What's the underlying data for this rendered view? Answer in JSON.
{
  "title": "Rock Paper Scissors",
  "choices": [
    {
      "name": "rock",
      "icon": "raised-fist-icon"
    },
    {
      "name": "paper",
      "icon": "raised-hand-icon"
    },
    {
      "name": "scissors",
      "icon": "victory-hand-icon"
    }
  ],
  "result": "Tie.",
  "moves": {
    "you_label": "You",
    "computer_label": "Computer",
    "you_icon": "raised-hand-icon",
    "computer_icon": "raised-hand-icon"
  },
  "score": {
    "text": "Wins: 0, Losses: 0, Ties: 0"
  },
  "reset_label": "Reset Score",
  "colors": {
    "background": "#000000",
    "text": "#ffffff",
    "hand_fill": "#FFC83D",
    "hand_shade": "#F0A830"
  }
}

■ ■ ■ ■ ■

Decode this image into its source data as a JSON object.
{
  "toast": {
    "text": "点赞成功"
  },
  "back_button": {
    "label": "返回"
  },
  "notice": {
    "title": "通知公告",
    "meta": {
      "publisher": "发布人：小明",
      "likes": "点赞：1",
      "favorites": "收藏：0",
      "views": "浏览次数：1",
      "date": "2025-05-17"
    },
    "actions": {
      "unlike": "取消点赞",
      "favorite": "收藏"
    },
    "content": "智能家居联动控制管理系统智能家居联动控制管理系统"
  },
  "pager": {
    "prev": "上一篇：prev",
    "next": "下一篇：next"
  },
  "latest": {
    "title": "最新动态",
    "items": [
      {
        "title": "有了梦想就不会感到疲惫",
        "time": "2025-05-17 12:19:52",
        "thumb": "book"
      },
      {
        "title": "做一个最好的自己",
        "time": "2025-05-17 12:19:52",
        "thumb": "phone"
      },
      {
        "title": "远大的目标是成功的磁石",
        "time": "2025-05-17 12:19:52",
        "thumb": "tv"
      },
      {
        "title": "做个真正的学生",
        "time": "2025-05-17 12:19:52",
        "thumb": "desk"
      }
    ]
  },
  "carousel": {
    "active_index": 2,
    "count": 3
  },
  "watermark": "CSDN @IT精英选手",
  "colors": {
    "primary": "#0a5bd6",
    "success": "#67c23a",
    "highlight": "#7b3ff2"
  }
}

■ ■ ■ ■ ■

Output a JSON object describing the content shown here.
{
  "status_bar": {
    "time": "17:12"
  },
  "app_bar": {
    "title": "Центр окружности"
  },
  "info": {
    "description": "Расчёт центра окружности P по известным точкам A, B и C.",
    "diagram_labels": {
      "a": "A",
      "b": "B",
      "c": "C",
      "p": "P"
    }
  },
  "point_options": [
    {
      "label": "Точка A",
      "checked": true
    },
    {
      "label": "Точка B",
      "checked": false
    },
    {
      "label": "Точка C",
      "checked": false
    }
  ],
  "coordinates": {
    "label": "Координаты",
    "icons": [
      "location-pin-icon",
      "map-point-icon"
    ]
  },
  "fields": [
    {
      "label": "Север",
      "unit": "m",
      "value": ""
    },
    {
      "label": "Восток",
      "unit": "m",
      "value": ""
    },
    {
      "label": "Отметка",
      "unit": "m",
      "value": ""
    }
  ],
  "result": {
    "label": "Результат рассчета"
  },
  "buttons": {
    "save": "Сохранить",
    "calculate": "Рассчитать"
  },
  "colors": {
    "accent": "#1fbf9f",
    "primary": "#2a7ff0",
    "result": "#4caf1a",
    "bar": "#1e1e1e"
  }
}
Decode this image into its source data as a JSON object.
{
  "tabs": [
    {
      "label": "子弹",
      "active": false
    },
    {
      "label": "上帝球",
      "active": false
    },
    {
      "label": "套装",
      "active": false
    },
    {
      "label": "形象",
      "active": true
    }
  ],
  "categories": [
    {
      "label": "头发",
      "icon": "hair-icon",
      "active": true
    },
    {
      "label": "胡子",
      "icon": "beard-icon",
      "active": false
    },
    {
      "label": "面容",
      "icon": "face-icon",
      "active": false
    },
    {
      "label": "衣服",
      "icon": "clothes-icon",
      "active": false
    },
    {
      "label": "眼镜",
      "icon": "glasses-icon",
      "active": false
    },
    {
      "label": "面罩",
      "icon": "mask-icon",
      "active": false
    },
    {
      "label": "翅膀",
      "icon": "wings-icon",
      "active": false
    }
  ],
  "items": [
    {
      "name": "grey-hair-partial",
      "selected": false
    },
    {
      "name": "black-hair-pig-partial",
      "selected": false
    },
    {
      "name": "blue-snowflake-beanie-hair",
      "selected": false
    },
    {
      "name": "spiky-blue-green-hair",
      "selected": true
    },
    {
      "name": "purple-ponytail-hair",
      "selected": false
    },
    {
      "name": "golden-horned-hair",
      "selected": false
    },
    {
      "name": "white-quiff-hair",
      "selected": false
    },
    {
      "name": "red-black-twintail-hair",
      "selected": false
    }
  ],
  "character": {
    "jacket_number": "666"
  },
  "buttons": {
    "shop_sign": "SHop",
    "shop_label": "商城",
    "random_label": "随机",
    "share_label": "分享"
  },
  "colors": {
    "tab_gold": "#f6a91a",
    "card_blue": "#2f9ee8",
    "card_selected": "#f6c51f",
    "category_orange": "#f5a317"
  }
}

■ ■ ■ ■ ■

Stated exercise:
Find out how many lines in the listing contain the string "content". Give the number alone.

Full output:
2